YOUR GOAL
Copy out each line below verbatim, skipping any picture.

Entries from a visual dataset:
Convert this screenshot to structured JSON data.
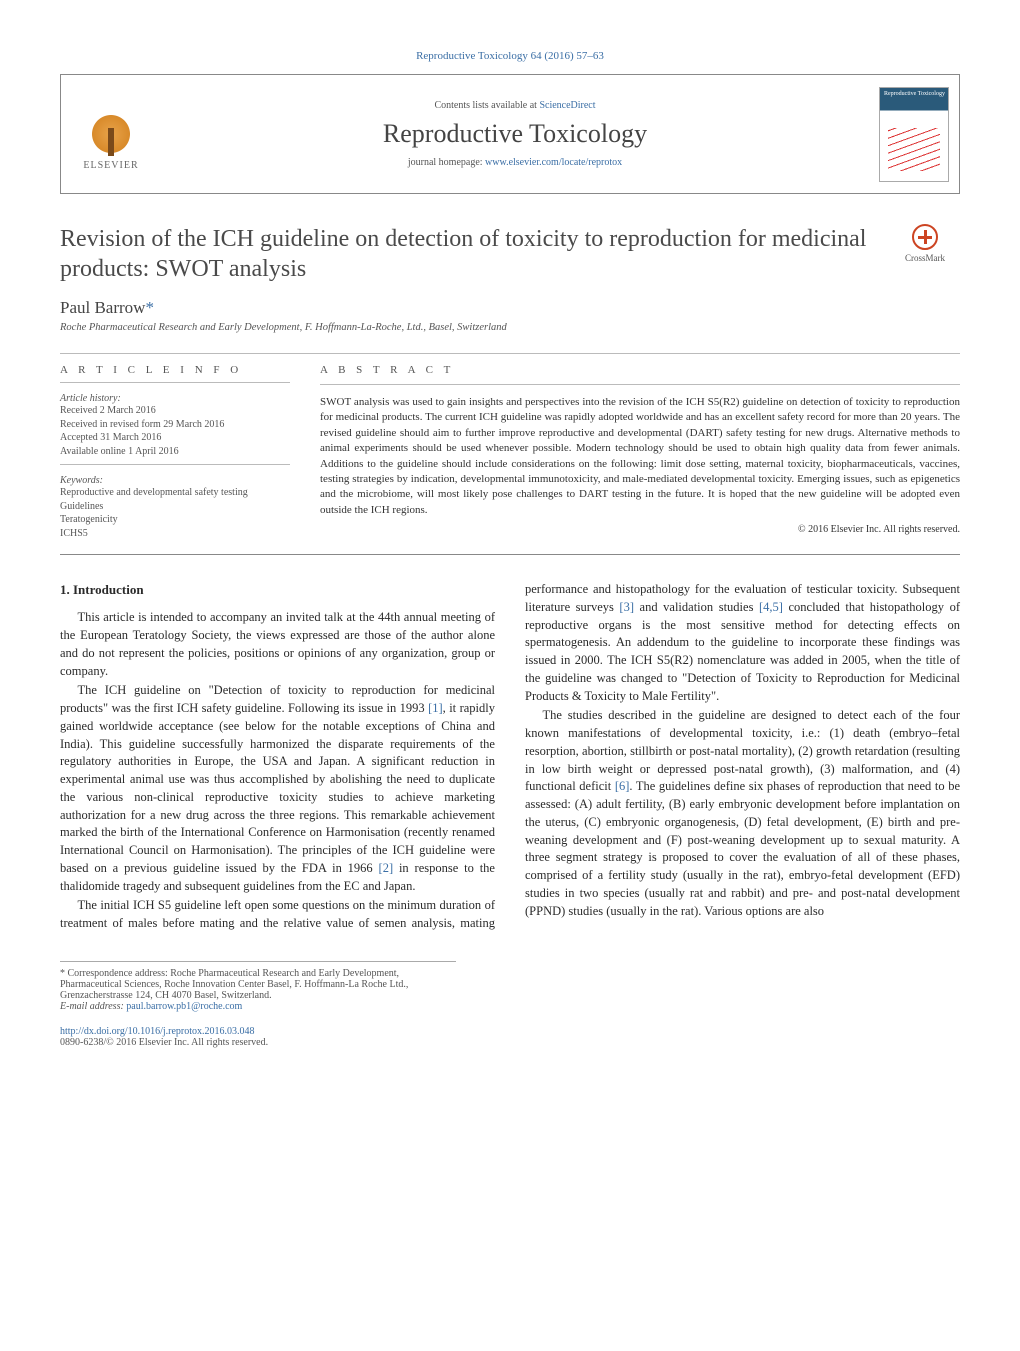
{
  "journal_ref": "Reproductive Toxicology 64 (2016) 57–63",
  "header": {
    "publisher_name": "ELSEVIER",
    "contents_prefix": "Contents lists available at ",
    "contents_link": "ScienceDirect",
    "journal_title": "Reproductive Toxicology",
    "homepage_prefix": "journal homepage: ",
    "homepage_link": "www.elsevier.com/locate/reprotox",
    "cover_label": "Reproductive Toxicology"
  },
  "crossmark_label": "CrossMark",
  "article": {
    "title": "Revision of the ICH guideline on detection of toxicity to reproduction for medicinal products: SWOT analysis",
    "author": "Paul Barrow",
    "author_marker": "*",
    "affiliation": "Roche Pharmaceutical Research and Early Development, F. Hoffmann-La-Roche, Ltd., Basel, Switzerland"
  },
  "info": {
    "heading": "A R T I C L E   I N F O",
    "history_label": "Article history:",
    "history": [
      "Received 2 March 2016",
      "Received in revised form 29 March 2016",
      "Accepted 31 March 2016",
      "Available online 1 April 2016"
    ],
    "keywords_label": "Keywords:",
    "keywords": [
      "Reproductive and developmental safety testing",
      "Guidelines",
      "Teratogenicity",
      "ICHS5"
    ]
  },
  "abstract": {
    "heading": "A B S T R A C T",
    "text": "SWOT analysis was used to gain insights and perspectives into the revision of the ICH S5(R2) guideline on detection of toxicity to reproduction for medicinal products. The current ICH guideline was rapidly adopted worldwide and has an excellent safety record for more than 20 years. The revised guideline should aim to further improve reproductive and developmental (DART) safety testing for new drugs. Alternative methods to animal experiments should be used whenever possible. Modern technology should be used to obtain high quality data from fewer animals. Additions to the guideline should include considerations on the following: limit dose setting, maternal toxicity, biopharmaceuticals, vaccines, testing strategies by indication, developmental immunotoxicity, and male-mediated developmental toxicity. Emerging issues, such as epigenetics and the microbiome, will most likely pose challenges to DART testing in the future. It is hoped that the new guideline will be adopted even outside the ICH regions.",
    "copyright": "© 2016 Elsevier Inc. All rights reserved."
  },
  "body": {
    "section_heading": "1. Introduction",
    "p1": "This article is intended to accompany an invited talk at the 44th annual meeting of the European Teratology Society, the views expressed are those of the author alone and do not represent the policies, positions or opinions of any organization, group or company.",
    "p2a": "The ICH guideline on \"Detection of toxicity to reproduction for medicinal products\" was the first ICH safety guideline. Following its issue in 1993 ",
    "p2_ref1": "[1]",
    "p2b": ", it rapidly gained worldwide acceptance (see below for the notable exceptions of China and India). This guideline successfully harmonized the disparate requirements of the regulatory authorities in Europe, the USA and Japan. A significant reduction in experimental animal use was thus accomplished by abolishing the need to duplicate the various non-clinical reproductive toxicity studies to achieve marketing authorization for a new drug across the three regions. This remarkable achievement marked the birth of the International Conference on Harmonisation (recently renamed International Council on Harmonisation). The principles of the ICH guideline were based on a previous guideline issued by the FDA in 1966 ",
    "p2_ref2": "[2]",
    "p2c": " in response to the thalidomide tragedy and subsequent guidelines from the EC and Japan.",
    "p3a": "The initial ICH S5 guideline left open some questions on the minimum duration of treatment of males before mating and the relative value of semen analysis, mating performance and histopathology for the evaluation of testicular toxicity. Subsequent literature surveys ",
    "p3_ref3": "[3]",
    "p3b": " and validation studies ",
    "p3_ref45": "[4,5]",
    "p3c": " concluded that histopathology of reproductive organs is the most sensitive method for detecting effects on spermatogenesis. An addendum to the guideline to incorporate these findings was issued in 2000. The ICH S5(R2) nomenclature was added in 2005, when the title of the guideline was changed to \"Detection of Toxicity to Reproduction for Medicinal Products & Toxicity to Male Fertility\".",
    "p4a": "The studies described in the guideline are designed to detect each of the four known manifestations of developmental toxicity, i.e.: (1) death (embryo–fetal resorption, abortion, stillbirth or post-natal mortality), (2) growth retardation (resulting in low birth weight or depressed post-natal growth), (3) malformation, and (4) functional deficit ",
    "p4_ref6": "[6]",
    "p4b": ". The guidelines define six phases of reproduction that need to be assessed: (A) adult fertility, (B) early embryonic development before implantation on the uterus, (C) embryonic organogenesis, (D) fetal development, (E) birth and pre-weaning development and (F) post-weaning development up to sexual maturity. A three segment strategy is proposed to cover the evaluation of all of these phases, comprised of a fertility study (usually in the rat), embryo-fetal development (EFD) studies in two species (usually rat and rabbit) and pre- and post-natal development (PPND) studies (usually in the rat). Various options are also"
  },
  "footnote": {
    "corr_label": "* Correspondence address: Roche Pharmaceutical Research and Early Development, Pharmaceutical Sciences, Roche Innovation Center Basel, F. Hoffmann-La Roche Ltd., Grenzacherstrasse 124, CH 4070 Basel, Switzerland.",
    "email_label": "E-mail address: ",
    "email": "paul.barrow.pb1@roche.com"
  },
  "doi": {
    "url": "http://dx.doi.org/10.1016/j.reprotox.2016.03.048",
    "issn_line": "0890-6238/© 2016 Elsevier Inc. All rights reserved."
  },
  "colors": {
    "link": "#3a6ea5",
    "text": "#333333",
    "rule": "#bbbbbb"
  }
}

SOLUTION TO THIS PROBLEM
Convert this screenshot to structured JSON data.
{
  "journal_ref": "Reproductive Toxicology 64 (2016) 57–63",
  "header": {
    "publisher_name": "ELSEVIER",
    "contents_prefix": "Contents lists available at ",
    "contents_link": "ScienceDirect",
    "journal_title": "Reproductive Toxicology",
    "homepage_prefix": "journal homepage: ",
    "homepage_link": "www.elsevier.com/locate/reprotox",
    "cover_label": "Reproductive Toxicology"
  },
  "crossmark_label": "CrossMark",
  "article": {
    "title": "Revision of the ICH guideline on detection of toxicity to reproduction for medicinal products: SWOT analysis",
    "author": "Paul Barrow",
    "author_marker": "*",
    "affiliation": "Roche Pharmaceutical Research and Early Development, F. Hoffmann-La-Roche, Ltd., Basel, Switzerland"
  },
  "info": {
    "heading": "A R T I C L E   I N F O",
    "history_label": "Article history:",
    "history": [
      "Received 2 March 2016",
      "Received in revised form 29 March 2016",
      "Accepted 31 March 2016",
      "Available online 1 April 2016"
    ],
    "keywords_label": "Keywords:",
    "keywords": [
      "Reproductive and developmental safety testing",
      "Guidelines",
      "Teratogenicity",
      "ICHS5"
    ]
  },
  "abstract": {
    "heading": "A B S T R A C T",
    "text": "SWOT analysis was used to gain insights and perspectives into the revision of the ICH S5(R2) guideline on detection of toxicity to reproduction for medicinal products. The current ICH guideline was rapidly adopted worldwide and has an excellent safety record for more than 20 years. The revised guideline should aim to further improve reproductive and developmental (DART) safety testing for new drugs. Alternative methods to animal experiments should be used whenever possible. Modern technology should be used to obtain high quality data from fewer animals. Additions to the guideline should include considerations on the following: limit dose setting, maternal toxicity, biopharmaceuticals, vaccines, testing strategies by indication, developmental immunotoxicity, and male-mediated developmental toxicity. Emerging issues, such as epigenetics and the microbiome, will most likely pose challenges to DART testing in the future. It is hoped that the new guideline will be adopted even outside the ICH regions.",
    "copyright": "© 2016 Elsevier Inc. All rights reserved."
  },
  "body": {
    "section_heading": "1. Introduction",
    "p1": "This article is intended to accompany an invited talk at the 44th annual meeting of the European Teratology Society, the views expressed are those of the author alone and do not represent the policies, positions or opinions of any organization, group or company.",
    "p2a": "The ICH guideline on \"Detection of toxicity to reproduction for medicinal products\" was the first ICH safety guideline. Following its issue in 1993 ",
    "p2_ref1": "[1]",
    "p2b": ", it rapidly gained worldwide acceptance (see below for the notable exceptions of China and India). This guideline successfully harmonized the disparate requirements of the regulatory authorities in Europe, the USA and Japan. A significant reduction in experimental animal use was thus accomplished by abolishing the need to duplicate the various non-clinical reproductive toxicity studies to achieve marketing authorization for a new drug across the three regions. This remarkable achievement marked the birth of the International Conference on Harmonisation (recently renamed International Council on Harmonisation). The principles of the ICH guideline were based on a previous guideline issued by the FDA in 1966 ",
    "p2_ref2": "[2]",
    "p2c": " in response to the thalidomide tragedy and subsequent guidelines from the EC and Japan.",
    "p3a": "The initial ICH S5 guideline left open some questions on the minimum duration of treatment of males before mating and the relative value of semen analysis, mating performance and histopathology for the evaluation of testicular toxicity. Subsequent literature surveys ",
    "p3_ref3": "[3]",
    "p3b": " and validation studies ",
    "p3_ref45": "[4,5]",
    "p3c": " concluded that histopathology of reproductive organs is the most sensitive method for detecting effects on spermatogenesis. An addendum to the guideline to incorporate these findings was issued in 2000. The ICH S5(R2) nomenclature was added in 2005, when the title of the guideline was changed to \"Detection of Toxicity to Reproduction for Medicinal Products & Toxicity to Male Fertility\".",
    "p4a": "The studies described in the guideline are designed to detect each of the four known manifestations of developmental toxicity, i.e.: (1) death (embryo–fetal resorption, abortion, stillbirth or post-natal mortality), (2) growth retardation (resulting in low birth weight or depressed post-natal growth), (3) malformation, and (4) functional deficit ",
    "p4_ref6": "[6]",
    "p4b": ". The guidelines define six phases of reproduction that need to be assessed: (A) adult fertility, (B) early embryonic development before implantation on the uterus, (C) embryonic organogenesis, (D) fetal development, (E) birth and pre-weaning development and (F) post-weaning development up to sexual maturity. A three segment strategy is proposed to cover the evaluation of all of these phases, comprised of a fertility study (usually in the rat), embryo-fetal development (EFD) studies in two species (usually rat and rabbit) and pre- and post-natal development (PPND) studies (usually in the rat). Various options are also"
  },
  "footnote": {
    "corr_label": "* Correspondence address: Roche Pharmaceutical Research and Early Development, Pharmaceutical Sciences, Roche Innovation Center Basel, F. Hoffmann-La Roche Ltd., Grenzacherstrasse 124, CH 4070 Basel, Switzerland.",
    "email_label": "E-mail address: ",
    "email": "paul.barrow.pb1@roche.com"
  },
  "doi": {
    "url": "http://dx.doi.org/10.1016/j.reprotox.2016.03.048",
    "issn_line": "0890-6238/© 2016 Elsevier Inc. All rights reserved."
  },
  "colors": {
    "link": "#3a6ea5",
    "text": "#333333",
    "rule": "#bbbbbb"
  }
}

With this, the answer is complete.